*** EXTRACTED MATERIAL ***

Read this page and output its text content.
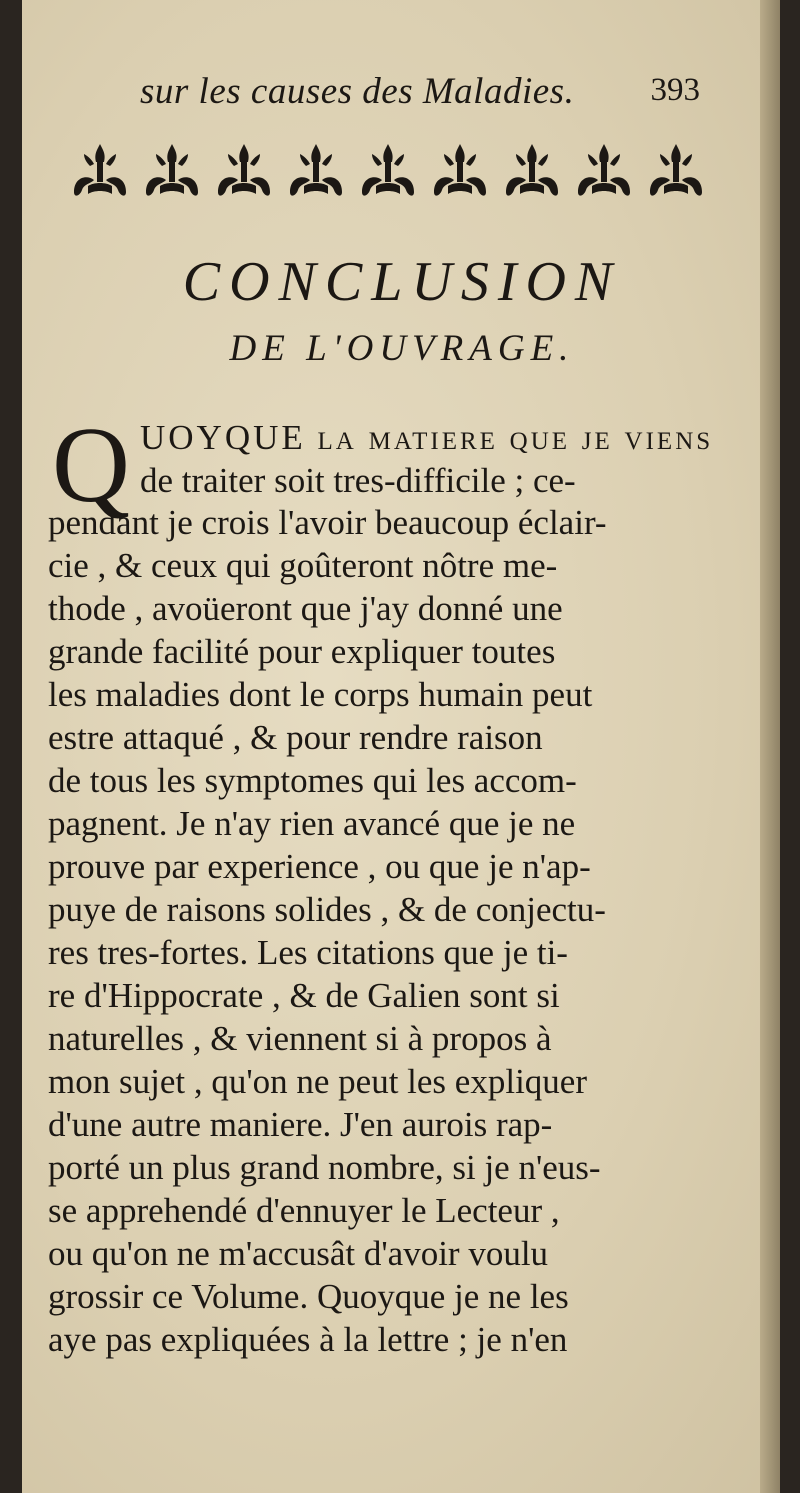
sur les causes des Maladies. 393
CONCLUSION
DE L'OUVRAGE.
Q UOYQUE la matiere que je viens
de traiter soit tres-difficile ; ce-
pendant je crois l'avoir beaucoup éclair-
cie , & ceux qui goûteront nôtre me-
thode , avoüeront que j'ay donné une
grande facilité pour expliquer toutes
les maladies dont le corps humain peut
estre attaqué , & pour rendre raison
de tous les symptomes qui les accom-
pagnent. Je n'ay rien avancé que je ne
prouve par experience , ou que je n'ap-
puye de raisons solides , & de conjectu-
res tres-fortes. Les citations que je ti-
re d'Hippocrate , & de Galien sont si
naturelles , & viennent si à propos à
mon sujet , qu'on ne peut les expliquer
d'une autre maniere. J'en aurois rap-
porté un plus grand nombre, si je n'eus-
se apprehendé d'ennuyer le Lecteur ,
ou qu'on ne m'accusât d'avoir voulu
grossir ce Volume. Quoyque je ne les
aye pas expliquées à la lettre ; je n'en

***
*** EXTRACTED MATERIAL ***

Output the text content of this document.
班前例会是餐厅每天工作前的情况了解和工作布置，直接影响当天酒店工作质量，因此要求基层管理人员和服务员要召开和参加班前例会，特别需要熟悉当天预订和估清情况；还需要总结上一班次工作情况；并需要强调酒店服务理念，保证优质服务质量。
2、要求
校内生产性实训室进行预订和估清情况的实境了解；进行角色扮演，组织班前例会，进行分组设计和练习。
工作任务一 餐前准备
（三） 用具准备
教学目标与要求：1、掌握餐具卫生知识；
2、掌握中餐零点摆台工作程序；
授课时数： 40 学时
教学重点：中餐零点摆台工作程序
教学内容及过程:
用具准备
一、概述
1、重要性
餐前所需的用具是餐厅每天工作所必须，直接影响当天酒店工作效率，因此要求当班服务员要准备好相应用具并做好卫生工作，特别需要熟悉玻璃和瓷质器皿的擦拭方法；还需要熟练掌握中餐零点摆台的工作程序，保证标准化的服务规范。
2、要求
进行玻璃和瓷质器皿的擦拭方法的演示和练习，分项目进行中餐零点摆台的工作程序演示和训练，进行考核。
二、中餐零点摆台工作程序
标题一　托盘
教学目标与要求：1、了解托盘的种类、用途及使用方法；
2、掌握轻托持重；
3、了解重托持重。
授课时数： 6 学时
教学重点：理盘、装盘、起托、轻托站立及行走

***

> WHAT IS NEEDED:
Collect the lines of the records that include the string "expliquer".

> WRITTEN RESPONSE:
grande facilité pour expliquer toutes
mon sujet , qu'on ne peut les expliquer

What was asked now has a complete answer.